**WHAT IS NEEDED**. Extract each line from the entries below that has the string "DETALHES" in it.

**Data records**.

* BEGIN *

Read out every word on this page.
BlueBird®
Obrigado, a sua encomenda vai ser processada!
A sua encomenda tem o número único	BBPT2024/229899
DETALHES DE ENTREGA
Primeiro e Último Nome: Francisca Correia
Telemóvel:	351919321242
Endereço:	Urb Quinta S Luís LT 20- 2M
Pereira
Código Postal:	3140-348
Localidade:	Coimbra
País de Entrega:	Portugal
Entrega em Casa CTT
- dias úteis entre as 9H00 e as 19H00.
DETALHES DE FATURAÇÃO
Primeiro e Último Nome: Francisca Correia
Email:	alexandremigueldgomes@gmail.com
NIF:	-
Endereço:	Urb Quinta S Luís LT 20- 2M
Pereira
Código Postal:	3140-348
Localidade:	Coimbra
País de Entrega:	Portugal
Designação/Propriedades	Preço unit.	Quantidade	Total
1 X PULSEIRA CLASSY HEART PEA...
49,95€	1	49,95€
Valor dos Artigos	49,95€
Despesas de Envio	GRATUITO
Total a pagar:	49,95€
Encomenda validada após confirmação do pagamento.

* END *
* BEGIN *

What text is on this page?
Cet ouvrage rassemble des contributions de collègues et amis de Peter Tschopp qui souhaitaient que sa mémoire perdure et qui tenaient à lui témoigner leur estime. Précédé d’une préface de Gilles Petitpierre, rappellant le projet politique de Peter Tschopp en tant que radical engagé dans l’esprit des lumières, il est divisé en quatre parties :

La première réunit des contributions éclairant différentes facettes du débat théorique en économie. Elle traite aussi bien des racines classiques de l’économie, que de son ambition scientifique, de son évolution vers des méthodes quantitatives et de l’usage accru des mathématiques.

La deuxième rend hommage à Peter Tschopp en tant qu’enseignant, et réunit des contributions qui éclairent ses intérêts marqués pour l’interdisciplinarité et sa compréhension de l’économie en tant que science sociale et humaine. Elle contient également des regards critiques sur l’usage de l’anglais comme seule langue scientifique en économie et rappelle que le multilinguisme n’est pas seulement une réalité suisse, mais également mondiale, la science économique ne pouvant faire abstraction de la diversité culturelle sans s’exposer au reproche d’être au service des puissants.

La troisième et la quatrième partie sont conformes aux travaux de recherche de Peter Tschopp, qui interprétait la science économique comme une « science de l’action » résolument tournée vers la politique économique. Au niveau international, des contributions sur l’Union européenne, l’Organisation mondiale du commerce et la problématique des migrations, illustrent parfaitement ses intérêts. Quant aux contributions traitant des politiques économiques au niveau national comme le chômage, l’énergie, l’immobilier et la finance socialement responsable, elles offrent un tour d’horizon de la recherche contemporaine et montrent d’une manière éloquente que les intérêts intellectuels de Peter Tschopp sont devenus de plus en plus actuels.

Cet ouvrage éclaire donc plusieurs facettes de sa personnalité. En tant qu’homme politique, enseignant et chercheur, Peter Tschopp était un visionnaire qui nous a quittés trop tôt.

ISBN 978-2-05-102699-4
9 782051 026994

* END *

**EXERCISE RESULT**.
DETALHES DE ENTREGA
DETALHES DE FATURAÇÃO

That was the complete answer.